EXERCISE INSTRUCTIONS
A: According to the excerpt on GLP-1 and PrRP signalling below, what was chemogenetic activation of GLP-1 neurons by itself insufficient to do in mice?
B: Decide whether each statement agrees with the excerpt on GLP-1 and PrRP signalling below. Answer yes or no for each, and quote the words from the excerpt that decide it.
(i) PrRP knockout mice showed blunted corticosterone release in response to restraint stress.
(ii) Whole-organism knockout of Glp1r reduces plasma corticosterone responses to stress.
(iii) The selective knockdown of Glp1r in the bed nucleus of the stria terminalis was carried out in mice.

Several additional lines of evidence suggest that endogenous GLP‐1 and PrRP signalling contributes to stress‐induced activation of the HPA axis. First, central injection of PrRP antibodies is sufficient to prevent stress‐ or nociception‐induced activation of PVN neurons (Mera et al., 2006; Zhu & Onaka, 2003), supporting our findings that selective lesioning of noradrenergic cNTS neurons with axonal inputs to the PVN (which include PrRP inputs) attenuates PVN activation and reduces plasma corticosterone levels in rats following CCK, LPS or LiCl treatment (Bienkowski & Rinaman, 2008; Rinaman, 2003; Rinaman & Dzmura, 2007). Second, mice lacking PrRP display no increase in plasma ACTH following re‐exposure to a conditioned fear stimulus (Yoshida et al., 2014) and GPR10 knockout mice have reduced levels of plasma corticosterone following a hypoglycaemic challenge (Laurent et al., 2005). Conversely, PrRP knockout mice displayed normal increases in PVN cFos and plasma ACTH, but blunted corticosterone release, in response to restraint stress (Mochiduki et al., 2010). These seemingly inconsistent findings indicate that additional research will be required to clarify the role of endogenous PrRP in HPA axis regulation. Regarding GLP‐1, mice lacking GLP‐1 receptors within the PVN display reduced plasma corticosterone responses following restraint stress (Ghosal et al., 2017), whereas whole‐organism knockout of Glp1r promotes increased plasma corticosterone responses to stress (Maclusky et al., 2000), suggesting that the effect of GLP‐1 signalling on corticosterone levels depends on the site of action. A relatively recent study found that chemogenetic activation of GLP‐1 neurons was by itself insufficient to increase plasma levels of corticosterone in mice (Gaykema et al., 2017). Interestingly, selective knockdown of Glp1r in the bed nucleus of the stria terminalis enhanced the corticosterone response to restraint stress in rats, suggesting that GLP‐1 signalling in this nucleus may provide a negative feedback signal that limits the extent or duration of the neuroendocrine stress response (Zheng et al., 2019). Considered together, these findings provide compelling yet inconclusive evidence that central GLP‐1 and PrRP signalling pathways contribute to stress‐induced HPA axis activation.

Sympathetic activation by glucagon‐like peptide‐1 (GLP‐1) and prolactin‐releasing peptide (PrPP)

Document layout detection data:
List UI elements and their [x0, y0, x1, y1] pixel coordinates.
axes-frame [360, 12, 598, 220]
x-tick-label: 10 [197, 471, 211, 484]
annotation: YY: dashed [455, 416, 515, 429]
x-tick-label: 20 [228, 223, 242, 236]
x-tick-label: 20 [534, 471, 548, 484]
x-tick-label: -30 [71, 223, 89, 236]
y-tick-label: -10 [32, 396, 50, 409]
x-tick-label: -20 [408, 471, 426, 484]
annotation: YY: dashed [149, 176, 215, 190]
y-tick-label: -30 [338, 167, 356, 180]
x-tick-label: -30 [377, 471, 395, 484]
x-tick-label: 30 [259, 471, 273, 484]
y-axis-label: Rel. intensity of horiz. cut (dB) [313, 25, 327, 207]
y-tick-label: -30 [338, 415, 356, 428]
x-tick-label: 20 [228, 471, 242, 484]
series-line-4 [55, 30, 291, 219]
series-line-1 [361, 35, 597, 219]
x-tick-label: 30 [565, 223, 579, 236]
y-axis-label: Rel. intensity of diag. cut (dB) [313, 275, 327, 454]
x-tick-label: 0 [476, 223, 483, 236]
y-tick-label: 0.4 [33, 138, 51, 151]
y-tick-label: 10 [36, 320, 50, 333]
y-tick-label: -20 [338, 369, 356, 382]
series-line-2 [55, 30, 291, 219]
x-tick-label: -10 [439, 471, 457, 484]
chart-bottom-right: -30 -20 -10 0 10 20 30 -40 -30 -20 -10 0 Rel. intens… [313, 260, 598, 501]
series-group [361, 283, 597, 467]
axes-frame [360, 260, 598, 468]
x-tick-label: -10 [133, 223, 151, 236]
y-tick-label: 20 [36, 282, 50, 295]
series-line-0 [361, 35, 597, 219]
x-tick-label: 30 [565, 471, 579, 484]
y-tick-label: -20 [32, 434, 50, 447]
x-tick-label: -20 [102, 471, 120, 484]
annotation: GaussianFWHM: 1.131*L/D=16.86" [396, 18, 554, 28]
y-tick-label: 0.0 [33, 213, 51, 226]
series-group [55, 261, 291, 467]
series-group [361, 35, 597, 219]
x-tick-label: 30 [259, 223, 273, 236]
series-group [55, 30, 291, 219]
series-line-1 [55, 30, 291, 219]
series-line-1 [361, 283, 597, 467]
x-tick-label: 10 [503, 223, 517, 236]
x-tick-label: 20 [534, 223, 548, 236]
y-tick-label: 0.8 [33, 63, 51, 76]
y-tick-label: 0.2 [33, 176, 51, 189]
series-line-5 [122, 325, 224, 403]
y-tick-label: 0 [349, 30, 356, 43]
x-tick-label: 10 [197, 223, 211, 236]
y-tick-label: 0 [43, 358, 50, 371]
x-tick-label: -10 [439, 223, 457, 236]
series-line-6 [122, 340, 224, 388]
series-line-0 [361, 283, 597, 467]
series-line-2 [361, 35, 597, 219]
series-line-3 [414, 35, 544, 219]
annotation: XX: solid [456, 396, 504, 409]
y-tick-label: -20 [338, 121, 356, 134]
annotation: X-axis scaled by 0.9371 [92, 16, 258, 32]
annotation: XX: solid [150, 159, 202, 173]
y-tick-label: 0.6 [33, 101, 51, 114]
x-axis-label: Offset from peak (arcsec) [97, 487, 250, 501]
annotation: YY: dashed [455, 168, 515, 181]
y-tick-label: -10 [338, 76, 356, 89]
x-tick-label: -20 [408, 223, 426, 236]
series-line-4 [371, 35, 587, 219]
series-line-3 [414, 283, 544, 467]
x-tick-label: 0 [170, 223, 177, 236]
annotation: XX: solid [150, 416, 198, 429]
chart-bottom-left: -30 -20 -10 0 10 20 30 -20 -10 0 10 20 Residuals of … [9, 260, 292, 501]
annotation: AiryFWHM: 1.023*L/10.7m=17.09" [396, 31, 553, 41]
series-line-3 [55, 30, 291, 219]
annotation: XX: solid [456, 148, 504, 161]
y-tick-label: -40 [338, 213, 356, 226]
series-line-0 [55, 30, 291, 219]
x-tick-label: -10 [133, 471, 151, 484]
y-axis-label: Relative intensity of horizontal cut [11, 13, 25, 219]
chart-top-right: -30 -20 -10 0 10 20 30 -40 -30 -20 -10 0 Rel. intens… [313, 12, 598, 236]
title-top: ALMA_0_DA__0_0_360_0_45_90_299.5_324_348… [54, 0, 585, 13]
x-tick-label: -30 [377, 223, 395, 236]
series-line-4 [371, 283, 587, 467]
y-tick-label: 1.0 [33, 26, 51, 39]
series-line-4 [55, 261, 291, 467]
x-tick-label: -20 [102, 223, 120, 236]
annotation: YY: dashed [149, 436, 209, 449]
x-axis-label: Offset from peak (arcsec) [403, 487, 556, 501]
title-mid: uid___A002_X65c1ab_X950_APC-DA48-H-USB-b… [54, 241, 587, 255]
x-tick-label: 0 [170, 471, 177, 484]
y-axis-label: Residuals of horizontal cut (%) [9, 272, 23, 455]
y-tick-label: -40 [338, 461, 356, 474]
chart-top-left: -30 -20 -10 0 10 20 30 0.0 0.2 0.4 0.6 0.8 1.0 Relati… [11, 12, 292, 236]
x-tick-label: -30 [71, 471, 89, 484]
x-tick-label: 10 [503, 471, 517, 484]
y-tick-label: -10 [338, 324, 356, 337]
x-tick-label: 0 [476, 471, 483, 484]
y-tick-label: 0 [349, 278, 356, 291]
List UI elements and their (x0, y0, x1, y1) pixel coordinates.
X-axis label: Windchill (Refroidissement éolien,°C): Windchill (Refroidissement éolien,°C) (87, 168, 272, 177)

ACTIVITY ANSWERS
A: It was insufficient to increase plasma levels of corticosterone.

B:
(i) Yes: "PrRP knockout mice displayed normal increases in PVN cFos and plasma ACTH, but blunted corticosterone release, in response to restraint stress"
(ii) No: "whole‐organism knockout of Glp1r promotes increased plasma corticosterone responses to stress"
(iii) No: "selective knockdown of Glp1r in the bed nucleus of the stria terminalis enhanced the corticosterone response to restraint stress in rats"